What you need to do
Using the listing below, give the number of lines where "DISCHARGED" appears, and nothing else.

Input records
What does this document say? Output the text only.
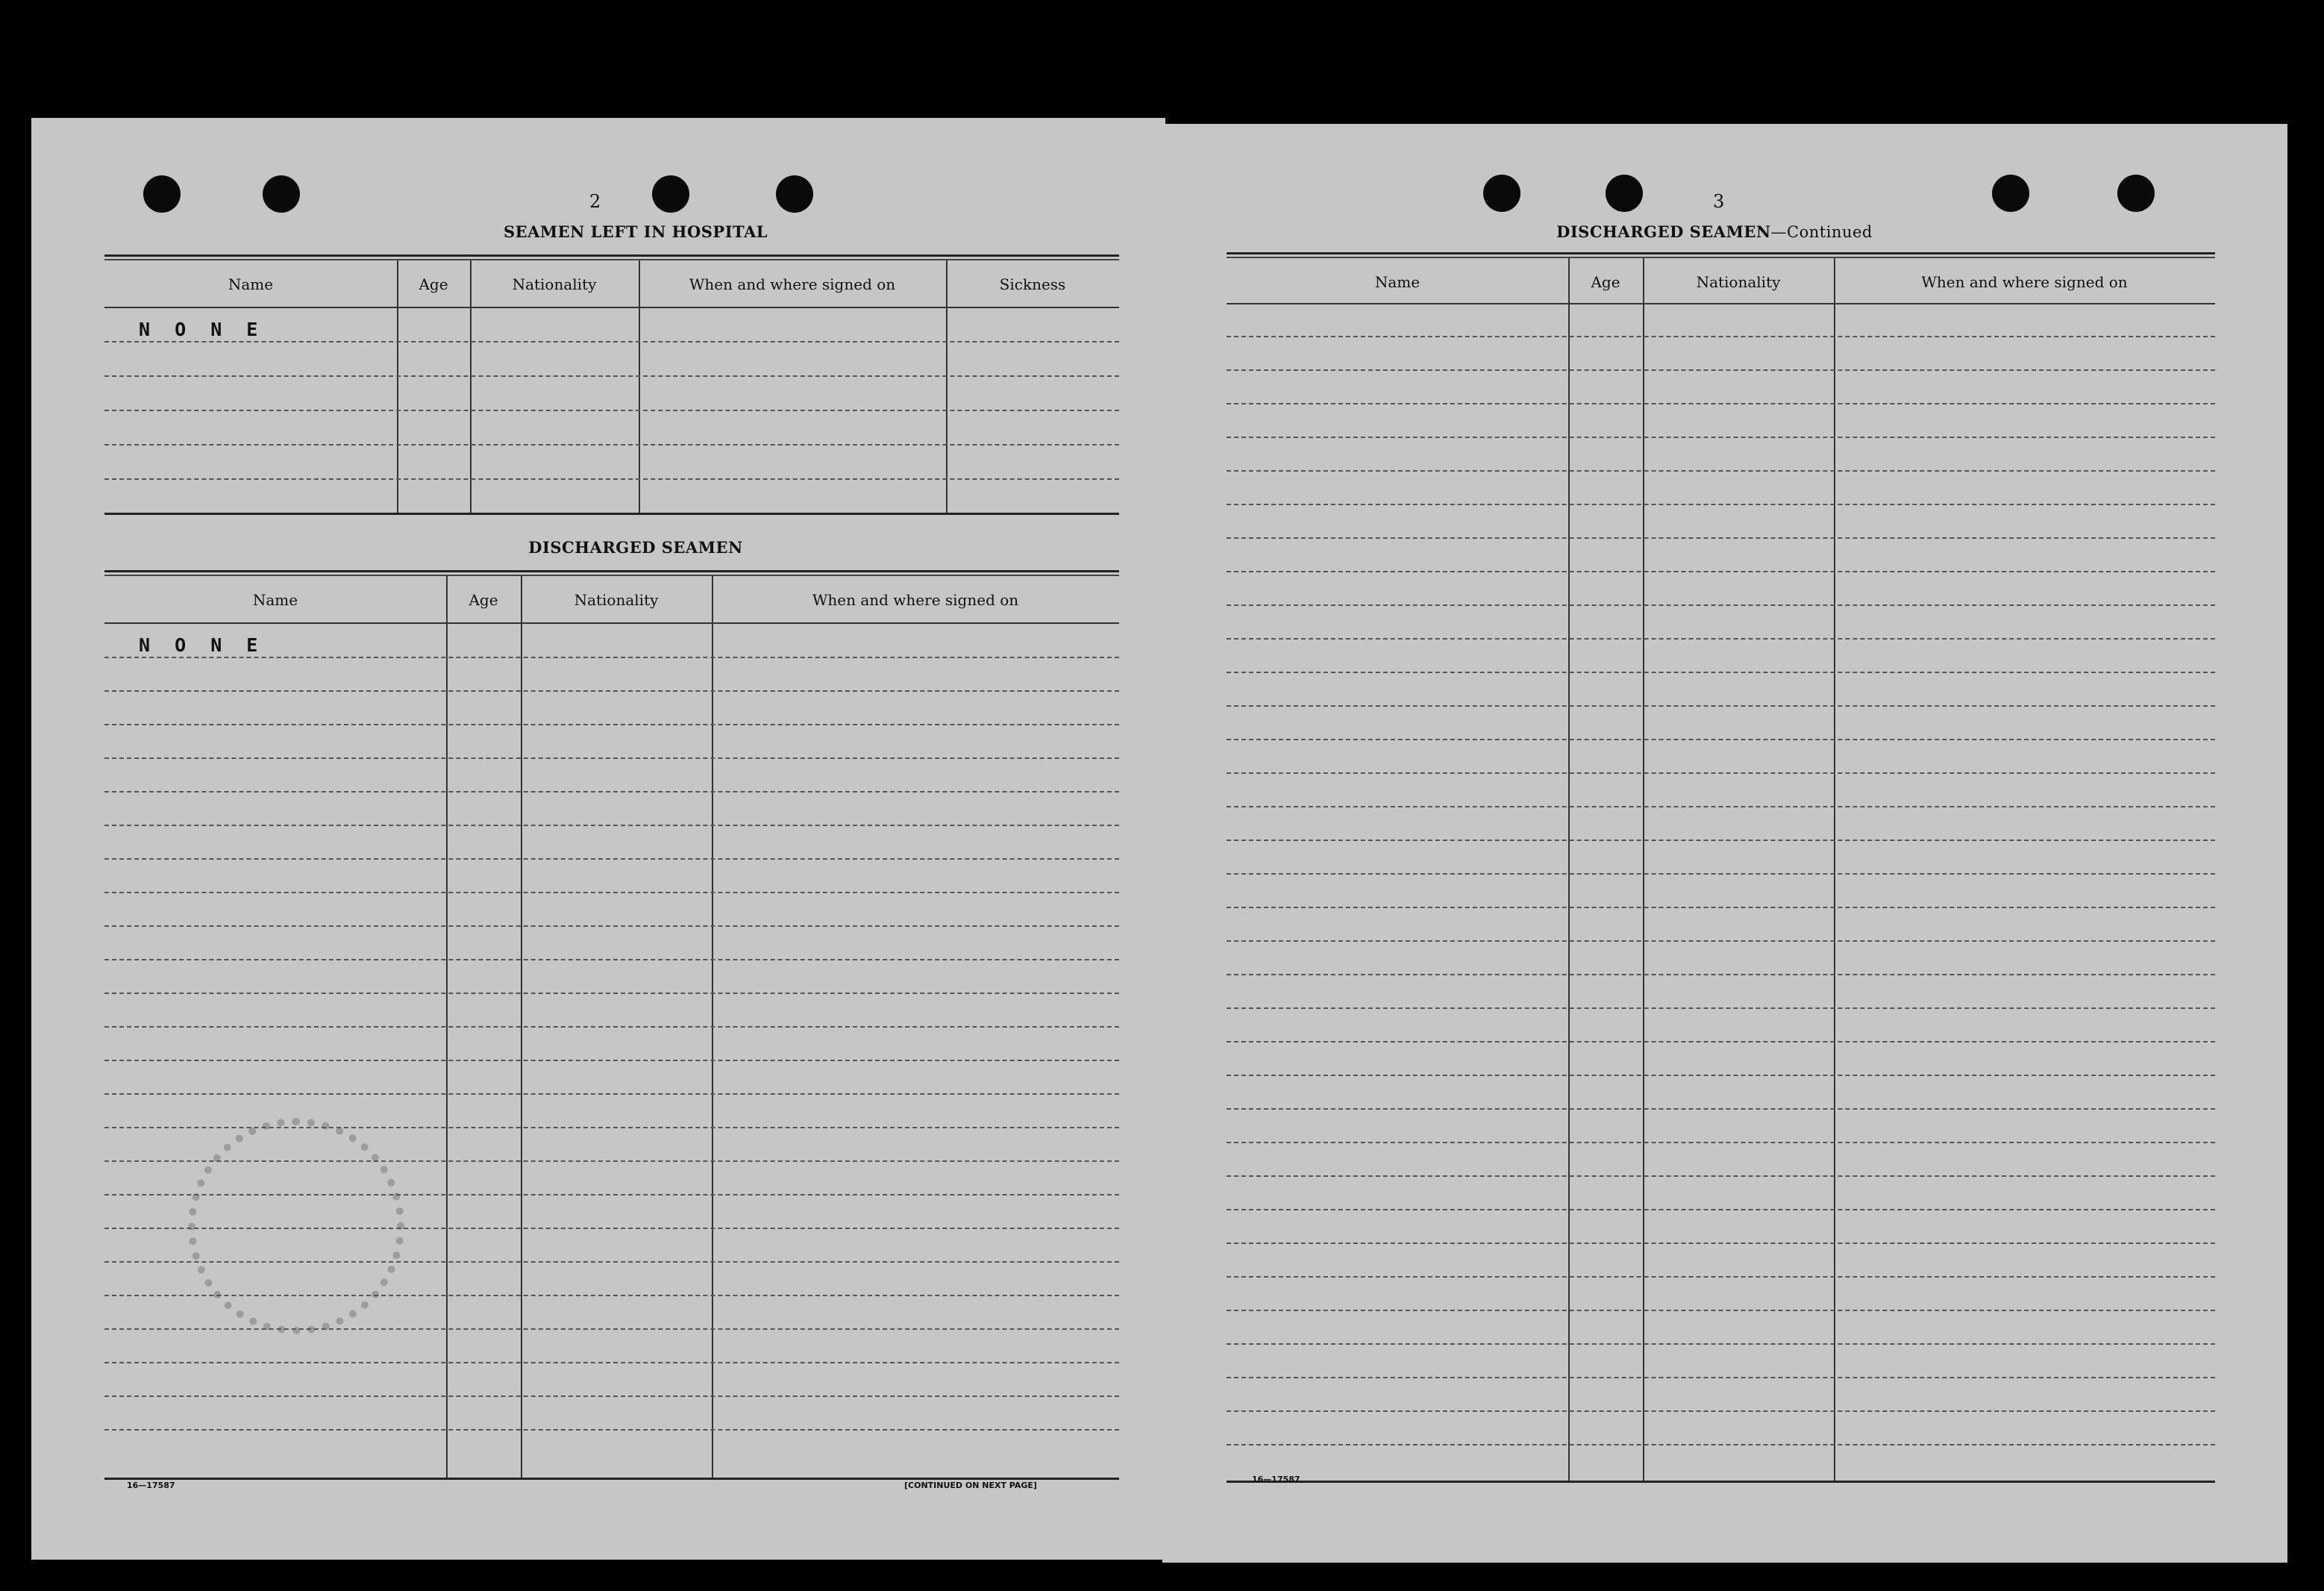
2
SEAMEN LEFT IN HOSPITAL
Name	Age	Nationality	When and where signed on	Sickness
N O N E
DISCHARGED SEAMEN
Name	Age	Nationality	When and where signed on
N O N E
16—17587	[CONTINUED ON NEXT PAGE]
3
DISCHARGED SEAMEN—Continued
Name	Age	Nationality	When and where signed on
16—17587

Answer
2